### FRAGMENTO DEL TEXTO:
- - -
Política

Desesperación por el poder invade a políticos

* Catedrático Orlando López Selva dice que clase política no ve problemas nacionales

Ramón H. Potosme

Los grandes problemas nacionales han pasado a un segundo plano para la clase política, según el catedrático en Ciencias Políticas Orlando López Selva, quien considera que Nicaragua vive una especie de desesperación por la obtención del poder.
Según Selva no se prioriza la democracia como tal, las posibilidades de desarrollo y los problemas más sentidos. Tal estado, según el catedrático tiene características incluso sicóticas o de trauma.
“Los nicaragüenses pasamos por un periodo de vesania (desesperación) política por el poder. Lo que más nos interesa, es el poder, no la democracia; ni el desarrollo, ni la resolución de los problemas, sino la obtención del poder mismo. Esto tiene algo que ver con la psicosis con el trauma y la obsesión”, señala Selva.

Castro ha madurado políticamente
Selva hizo tal señalamiento tras un conversatorio sobre el socialismo del siglo XXI en el que disertó sobre las condiciones de este modelo en sus principales representantes, Cuba y Venezuela.
En ese sentido, señaló que Cuba dio un giro hacia una política más tolerante desde la ascensión al poder de Raúl Castro y tras las nuevas concepciones de Fidel Castro. Sobre este último consideró que ha alcanzado otro nivel de madurez política.
En cambio ubica a Chávez en una corriente más radical que no ha causado tanto beneplácito a la dirigencia cubana. Respecto de Chávez asegura que está sustentado en lo que llama la diplomacia del petróleo y que estaría en apuros si llega a reducirse el precio del crudo.
- - -
### MATERIAL MOSTRADO:
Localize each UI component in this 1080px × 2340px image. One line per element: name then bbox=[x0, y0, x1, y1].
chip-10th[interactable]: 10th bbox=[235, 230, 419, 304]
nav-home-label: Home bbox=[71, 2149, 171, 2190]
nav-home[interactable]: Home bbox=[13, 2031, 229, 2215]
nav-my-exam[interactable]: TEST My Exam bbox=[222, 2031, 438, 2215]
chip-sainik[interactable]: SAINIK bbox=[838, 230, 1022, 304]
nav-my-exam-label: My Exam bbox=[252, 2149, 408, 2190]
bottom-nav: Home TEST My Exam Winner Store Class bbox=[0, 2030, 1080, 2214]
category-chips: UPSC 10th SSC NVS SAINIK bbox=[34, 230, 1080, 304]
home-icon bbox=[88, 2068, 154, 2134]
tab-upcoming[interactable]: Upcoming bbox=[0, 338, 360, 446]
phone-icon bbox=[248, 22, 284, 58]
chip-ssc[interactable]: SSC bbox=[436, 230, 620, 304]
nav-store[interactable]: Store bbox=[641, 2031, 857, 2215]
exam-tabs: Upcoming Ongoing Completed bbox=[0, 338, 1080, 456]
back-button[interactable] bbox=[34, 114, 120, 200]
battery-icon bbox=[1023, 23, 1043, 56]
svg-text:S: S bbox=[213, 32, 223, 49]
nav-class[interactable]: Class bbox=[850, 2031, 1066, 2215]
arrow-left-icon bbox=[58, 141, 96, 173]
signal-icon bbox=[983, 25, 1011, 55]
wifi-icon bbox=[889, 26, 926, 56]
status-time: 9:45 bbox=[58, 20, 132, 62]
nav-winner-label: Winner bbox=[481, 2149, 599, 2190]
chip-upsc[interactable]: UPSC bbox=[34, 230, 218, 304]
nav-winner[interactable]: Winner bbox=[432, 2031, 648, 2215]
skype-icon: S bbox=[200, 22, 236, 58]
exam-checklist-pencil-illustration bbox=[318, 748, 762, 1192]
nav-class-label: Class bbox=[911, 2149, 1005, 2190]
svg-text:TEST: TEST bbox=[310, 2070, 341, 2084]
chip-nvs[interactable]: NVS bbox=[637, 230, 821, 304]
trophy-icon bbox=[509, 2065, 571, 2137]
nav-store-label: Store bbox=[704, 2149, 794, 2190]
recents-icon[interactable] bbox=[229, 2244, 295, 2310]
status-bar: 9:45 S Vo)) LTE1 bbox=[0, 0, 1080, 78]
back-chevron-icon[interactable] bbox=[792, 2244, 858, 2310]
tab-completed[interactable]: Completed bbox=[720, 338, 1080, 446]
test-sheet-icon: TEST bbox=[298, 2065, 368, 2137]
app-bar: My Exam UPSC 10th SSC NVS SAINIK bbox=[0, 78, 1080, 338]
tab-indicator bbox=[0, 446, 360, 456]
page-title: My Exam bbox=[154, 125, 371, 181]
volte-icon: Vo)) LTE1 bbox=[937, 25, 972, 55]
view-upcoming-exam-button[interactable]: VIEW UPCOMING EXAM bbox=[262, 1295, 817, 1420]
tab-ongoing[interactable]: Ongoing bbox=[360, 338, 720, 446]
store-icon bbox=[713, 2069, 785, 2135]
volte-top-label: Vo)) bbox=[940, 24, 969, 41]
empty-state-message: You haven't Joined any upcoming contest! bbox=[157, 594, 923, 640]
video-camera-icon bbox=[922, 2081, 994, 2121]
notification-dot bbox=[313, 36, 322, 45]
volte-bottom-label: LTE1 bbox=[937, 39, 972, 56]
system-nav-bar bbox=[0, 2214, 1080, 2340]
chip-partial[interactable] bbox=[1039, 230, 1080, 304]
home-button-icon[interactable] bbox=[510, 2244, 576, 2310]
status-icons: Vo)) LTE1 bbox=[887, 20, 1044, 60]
- - -
### INSTRUCCIONES:
A - En la nota sobre la desesperación por el poder, resume en menos palabras el párrafo que empieza con "En ese sentido, señaló que Cuba" sin perder sus datos principales.
B - Según la nota sobre la desesperación por el poder, ¿de qué trató el conversatorio después del cual Selva hizo su señalamiento?
C - Sigue escribiendo la nota sobre la desesperación por el poder a partir de su última oración.

### RESULTADOS:
A - Según Selva, Cuba se volvió más tolerante en lo político desde que Raúl Castro llegó al poder y tras las nuevas ideas de Fidel Castro, quien, a su juicio, alcanzó otro nivel de madurez política.

B - Trató sobre el socialismo del siglo XXI.

C -
Ortega debe moderarse
En ese escenario consideró que Ortega debe moderarse para intentar continuar en el poder porque de lo contrario se crearía un desbalance social que empujaría a los sectores que le adversan a acciones radicales con desenlaces sangrientos.
A juicio del catedrático los modelos más viables son de izquierda moderada que en los casos de Brasil y de Chile han demostrado que han reducido la pobreza de forma eficiente. En el caso de Nicaragua, según Selva, el presidente debe garantizar tolerancia, pluralismo político, economía de mercado y elecciones periódicas.
Según Selva, si Ortega pretende impulsar un modelo cristiano, socialista y solidario, debe consultarlo con todos los sectores.
“El nicaragüense debe votar sabiendo que tiene la libertad de escoger entre varias opciones, y opuestas. Por qué debo escoger entre dos opciones que se parezcan, sino opciones opuestas. Porque causalmente ese es el modelo político”, explicó al referirse.